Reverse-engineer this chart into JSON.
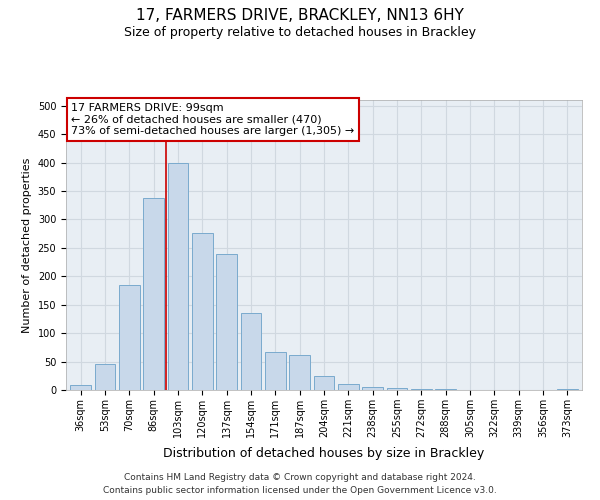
{
  "title": "17, FARMERS DRIVE, BRACKLEY, NN13 6HY",
  "subtitle": "Size of property relative to detached houses in Brackley",
  "xlabel": "Distribution of detached houses by size in Brackley",
  "ylabel": "Number of detached properties",
  "categories": [
    "36sqm",
    "53sqm",
    "70sqm",
    "86sqm",
    "103sqm",
    "120sqm",
    "137sqm",
    "154sqm",
    "171sqm",
    "187sqm",
    "204sqm",
    "221sqm",
    "238sqm",
    "255sqm",
    "272sqm",
    "288sqm",
    "305sqm",
    "322sqm",
    "339sqm",
    "356sqm",
    "373sqm"
  ],
  "values": [
    8,
    46,
    185,
    337,
    399,
    276,
    240,
    135,
    67,
    61,
    25,
    10,
    5,
    4,
    2,
    1,
    0,
    0,
    0,
    0,
    2
  ],
  "bar_color": "#c8d8ea",
  "bar_edge_color": "#7aaace",
  "vline_x": 3.5,
  "vline_color": "#cc0000",
  "annotation_text": "17 FARMERS DRIVE: 99sqm\n← 26% of detached houses are smaller (470)\n73% of semi-detached houses are larger (1,305) →",
  "annotation_box_facecolor": "#ffffff",
  "annotation_box_edgecolor": "#cc0000",
  "ylim": [
    0,
    510
  ],
  "yticks": [
    0,
    50,
    100,
    150,
    200,
    250,
    300,
    350,
    400,
    450,
    500
  ],
  "grid_color": "#d0d8e0",
  "bg_color": "#e8eef4",
  "footer_line1": "Contains HM Land Registry data © Crown copyright and database right 2024.",
  "footer_line2": "Contains public sector information licensed under the Open Government Licence v3.0.",
  "title_fontsize": 11,
  "subtitle_fontsize": 9,
  "xlabel_fontsize": 9,
  "ylabel_fontsize": 8,
  "tick_fontsize": 7,
  "annotation_fontsize": 8,
  "footer_fontsize": 6.5
}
□ □ □
» Prompt
Quote every record above exactly, omitting any pictures they contain.

» Result of the task
Reverse-engineer this chart into JSON.
{
  "title": "17, FARMERS DRIVE, BRACKLEY, NN13 6HY",
  "subtitle": "Size of property relative to detached houses in Brackley",
  "xlabel": "Distribution of detached houses by size in Brackley",
  "ylabel": "Number of detached properties",
  "categories": [
    "36sqm",
    "53sqm",
    "70sqm",
    "86sqm",
    "103sqm",
    "120sqm",
    "137sqm",
    "154sqm",
    "171sqm",
    "187sqm",
    "204sqm",
    "221sqm",
    "238sqm",
    "255sqm",
    "272sqm",
    "288sqm",
    "305sqm",
    "322sqm",
    "339sqm",
    "356sqm",
    "373sqm"
  ],
  "values": [
    8,
    46,
    185,
    337,
    399,
    276,
    240,
    135,
    67,
    61,
    25,
    10,
    5,
    4,
    2,
    1,
    0,
    0,
    0,
    0,
    2
  ],
  "bar_color": "#c8d8ea",
  "bar_edge_color": "#7aaace",
  "vline_x": 3.5,
  "vline_color": "#cc0000",
  "annotation_text": "17 FARMERS DRIVE: 99sqm\n← 26% of detached houses are smaller (470)\n73% of semi-detached houses are larger (1,305) →",
  "annotation_box_facecolor": "#ffffff",
  "annotation_box_edgecolor": "#cc0000",
  "ylim": [
    0,
    510
  ],
  "yticks": [
    0,
    50,
    100,
    150,
    200,
    250,
    300,
    350,
    400,
    450,
    500
  ],
  "grid_color": "#d0d8e0",
  "bg_color": "#e8eef4",
  "footer_line1": "Contains HM Land Registry data © Crown copyright and database right 2024.",
  "footer_line2": "Contains public sector information licensed under the Open Government Licence v3.0.",
  "title_fontsize": 11,
  "subtitle_fontsize": 9,
  "xlabel_fontsize": 9,
  "ylabel_fontsize": 8,
  "tick_fontsize": 7,
  "annotation_fontsize": 8,
  "footer_fontsize": 6.5
}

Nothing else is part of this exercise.